Search the material below for the word "جرير". Copy every line that has it.

— begin Provided records —

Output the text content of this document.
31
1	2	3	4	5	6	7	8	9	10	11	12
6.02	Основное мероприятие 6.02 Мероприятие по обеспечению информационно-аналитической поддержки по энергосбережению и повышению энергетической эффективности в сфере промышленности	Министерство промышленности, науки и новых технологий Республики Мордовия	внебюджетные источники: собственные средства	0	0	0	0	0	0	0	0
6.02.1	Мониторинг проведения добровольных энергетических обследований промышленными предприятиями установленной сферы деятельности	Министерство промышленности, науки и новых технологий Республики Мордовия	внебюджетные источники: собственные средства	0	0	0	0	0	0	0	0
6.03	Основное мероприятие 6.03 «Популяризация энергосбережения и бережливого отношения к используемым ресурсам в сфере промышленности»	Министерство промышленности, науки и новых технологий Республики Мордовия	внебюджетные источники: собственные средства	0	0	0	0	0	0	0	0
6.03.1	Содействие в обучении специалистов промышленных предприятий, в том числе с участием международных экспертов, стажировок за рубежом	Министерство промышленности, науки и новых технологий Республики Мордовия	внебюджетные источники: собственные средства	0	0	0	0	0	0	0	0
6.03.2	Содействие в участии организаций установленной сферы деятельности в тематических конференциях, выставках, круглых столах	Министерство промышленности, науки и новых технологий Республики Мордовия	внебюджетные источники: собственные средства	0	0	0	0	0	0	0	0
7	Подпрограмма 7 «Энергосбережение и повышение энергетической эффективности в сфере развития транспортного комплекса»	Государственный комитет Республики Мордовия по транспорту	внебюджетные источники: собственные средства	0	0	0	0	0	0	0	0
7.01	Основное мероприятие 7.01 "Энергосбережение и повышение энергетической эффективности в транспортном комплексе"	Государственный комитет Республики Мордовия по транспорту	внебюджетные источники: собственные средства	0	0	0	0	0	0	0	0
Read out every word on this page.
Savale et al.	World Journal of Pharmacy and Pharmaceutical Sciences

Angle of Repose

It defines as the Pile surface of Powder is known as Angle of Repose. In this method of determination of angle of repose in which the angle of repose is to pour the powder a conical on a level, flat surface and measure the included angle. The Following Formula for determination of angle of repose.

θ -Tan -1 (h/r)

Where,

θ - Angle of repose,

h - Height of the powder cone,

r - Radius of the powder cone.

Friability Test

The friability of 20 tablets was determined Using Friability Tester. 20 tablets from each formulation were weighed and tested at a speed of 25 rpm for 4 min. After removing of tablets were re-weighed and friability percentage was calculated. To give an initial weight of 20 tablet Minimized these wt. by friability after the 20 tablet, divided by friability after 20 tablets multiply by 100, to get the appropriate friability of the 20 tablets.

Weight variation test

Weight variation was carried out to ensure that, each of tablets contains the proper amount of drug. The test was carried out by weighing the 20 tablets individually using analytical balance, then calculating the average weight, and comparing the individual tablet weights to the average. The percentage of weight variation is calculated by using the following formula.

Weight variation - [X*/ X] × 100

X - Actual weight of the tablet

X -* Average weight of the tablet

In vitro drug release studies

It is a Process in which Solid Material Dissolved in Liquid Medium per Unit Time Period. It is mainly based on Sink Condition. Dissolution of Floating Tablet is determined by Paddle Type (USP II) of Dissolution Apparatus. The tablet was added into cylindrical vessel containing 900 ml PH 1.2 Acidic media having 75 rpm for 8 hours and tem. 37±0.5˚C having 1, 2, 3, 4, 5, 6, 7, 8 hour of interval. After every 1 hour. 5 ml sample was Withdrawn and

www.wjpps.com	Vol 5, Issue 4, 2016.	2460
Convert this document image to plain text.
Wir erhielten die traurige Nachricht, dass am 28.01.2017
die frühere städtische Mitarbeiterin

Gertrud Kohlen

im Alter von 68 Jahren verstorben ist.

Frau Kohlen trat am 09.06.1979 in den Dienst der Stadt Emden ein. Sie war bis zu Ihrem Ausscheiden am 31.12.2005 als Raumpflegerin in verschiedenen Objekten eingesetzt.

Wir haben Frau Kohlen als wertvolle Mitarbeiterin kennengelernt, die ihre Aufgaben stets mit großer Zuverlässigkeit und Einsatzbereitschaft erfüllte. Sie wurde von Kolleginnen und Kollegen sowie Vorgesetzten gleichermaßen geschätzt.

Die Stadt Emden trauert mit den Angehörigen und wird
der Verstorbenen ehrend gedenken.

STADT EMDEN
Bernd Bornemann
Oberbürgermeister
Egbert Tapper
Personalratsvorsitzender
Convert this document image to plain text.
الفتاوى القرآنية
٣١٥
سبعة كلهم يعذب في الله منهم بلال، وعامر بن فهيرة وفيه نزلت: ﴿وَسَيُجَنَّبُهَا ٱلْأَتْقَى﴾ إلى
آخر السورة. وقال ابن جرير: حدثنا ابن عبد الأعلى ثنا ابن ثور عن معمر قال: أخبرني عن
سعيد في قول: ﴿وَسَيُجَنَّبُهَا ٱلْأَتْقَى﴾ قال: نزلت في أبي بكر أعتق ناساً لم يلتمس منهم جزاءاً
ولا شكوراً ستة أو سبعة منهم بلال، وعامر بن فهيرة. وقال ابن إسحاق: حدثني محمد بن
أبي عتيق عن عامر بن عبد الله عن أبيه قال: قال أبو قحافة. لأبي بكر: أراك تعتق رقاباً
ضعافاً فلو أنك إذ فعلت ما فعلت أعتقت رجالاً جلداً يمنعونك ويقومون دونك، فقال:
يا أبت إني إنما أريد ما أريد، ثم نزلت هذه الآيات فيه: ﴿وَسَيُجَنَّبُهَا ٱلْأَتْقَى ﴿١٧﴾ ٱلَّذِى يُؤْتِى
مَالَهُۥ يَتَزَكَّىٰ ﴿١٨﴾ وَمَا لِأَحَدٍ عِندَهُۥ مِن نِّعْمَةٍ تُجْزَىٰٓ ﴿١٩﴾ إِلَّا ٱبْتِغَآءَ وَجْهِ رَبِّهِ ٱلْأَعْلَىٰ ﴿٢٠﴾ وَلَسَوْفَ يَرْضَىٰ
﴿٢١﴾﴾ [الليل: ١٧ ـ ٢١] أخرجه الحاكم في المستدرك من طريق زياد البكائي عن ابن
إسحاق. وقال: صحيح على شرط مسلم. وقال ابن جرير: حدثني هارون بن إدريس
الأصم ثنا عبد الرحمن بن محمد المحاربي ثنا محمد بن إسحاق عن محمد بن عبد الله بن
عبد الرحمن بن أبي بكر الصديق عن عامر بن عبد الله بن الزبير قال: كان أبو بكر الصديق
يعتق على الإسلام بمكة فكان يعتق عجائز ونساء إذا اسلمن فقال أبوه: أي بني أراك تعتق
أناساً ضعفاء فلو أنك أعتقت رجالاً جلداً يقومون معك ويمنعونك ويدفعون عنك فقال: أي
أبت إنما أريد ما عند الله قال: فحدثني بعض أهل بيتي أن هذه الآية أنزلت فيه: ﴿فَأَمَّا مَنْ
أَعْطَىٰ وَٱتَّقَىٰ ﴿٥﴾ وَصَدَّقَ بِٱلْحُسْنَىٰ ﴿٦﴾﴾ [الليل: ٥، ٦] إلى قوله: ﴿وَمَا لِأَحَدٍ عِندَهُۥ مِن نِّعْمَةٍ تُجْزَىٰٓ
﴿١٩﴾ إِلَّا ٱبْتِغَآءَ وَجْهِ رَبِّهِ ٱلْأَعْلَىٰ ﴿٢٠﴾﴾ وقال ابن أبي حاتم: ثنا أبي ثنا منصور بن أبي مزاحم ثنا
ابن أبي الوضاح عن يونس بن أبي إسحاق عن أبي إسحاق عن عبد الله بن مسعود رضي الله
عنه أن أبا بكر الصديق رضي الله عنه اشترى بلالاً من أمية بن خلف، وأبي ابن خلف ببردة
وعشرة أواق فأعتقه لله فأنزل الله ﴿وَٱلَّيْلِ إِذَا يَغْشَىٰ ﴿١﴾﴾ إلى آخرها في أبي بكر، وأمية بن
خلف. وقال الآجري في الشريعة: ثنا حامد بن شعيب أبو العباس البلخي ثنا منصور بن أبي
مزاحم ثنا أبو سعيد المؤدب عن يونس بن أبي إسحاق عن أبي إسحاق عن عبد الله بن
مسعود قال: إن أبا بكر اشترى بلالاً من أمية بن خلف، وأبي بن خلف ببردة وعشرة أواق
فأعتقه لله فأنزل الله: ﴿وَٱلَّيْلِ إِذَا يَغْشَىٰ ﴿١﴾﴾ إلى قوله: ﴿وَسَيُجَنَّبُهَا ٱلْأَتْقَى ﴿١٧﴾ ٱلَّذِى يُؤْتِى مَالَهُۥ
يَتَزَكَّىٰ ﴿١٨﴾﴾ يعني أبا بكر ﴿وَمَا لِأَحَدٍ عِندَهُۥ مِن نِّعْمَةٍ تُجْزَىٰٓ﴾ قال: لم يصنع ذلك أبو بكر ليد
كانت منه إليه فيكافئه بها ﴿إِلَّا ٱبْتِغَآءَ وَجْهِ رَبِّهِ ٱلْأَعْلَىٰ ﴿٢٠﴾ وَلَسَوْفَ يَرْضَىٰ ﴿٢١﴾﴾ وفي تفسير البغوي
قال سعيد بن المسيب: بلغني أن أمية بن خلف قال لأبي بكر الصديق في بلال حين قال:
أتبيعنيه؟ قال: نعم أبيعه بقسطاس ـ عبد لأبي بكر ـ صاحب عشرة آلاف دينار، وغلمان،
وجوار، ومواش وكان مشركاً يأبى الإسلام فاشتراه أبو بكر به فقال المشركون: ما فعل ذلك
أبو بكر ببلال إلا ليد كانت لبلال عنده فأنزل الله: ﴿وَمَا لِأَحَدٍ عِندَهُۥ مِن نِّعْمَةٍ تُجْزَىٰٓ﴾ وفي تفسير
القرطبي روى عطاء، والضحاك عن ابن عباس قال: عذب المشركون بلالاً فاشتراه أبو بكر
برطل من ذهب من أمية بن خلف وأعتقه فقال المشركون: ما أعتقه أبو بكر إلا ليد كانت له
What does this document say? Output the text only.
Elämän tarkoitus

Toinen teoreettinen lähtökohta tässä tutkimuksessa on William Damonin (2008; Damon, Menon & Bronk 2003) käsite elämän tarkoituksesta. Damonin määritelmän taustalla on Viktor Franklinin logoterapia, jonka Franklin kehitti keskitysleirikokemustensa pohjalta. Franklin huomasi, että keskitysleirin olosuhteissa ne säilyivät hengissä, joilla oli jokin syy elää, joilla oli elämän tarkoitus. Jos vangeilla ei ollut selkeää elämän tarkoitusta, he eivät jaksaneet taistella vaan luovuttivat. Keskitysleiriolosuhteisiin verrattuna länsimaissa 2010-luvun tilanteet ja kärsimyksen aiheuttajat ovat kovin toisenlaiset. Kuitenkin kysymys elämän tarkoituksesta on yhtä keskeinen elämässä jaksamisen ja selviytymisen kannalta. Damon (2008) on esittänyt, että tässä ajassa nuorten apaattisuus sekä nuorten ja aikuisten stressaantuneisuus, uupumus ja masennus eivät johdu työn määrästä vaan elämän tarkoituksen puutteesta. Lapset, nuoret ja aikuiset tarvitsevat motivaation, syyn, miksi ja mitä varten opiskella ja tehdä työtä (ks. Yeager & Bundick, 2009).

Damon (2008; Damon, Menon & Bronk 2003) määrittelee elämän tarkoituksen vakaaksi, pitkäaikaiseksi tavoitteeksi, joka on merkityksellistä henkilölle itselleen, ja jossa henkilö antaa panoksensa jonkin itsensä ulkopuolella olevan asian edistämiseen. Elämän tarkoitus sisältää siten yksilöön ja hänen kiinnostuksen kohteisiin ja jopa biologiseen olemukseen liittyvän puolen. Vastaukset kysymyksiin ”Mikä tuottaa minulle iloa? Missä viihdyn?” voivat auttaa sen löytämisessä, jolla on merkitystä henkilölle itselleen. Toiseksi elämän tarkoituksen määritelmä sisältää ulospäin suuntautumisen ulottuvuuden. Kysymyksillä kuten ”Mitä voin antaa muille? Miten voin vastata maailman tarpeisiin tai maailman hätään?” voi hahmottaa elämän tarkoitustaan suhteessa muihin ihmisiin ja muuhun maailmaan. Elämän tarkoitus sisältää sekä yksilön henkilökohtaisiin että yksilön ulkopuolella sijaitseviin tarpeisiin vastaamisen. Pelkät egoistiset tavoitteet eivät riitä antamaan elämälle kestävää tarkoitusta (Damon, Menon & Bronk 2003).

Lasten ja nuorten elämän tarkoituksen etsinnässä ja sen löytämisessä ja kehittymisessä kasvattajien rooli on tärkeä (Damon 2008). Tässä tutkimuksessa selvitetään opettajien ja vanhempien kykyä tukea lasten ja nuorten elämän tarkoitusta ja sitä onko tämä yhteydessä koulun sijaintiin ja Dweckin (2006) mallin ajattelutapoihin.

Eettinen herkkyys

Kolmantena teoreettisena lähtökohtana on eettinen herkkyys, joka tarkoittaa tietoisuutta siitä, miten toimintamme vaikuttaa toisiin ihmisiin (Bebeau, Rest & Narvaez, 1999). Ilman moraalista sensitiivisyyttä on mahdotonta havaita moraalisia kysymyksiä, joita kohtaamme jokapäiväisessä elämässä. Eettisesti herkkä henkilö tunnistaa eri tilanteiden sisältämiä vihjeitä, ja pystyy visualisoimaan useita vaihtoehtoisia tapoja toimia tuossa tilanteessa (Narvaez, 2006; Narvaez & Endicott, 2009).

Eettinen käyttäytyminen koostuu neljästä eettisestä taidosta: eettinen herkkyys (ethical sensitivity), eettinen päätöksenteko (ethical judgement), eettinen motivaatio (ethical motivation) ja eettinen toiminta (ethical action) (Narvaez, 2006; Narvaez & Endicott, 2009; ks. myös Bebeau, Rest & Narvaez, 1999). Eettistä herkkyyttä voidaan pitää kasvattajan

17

— end Provided records —

> _Expected output_:
آخر السورة. وقال ابن جرير: حدثنا ابن عبد الأعلى ثنا ابن ثور عن معمر قال: أخبرني عن
إسحاق. وقال: صحيح على شرط مسلم. وقال ابن جرير: حدثني هارون بن إدريس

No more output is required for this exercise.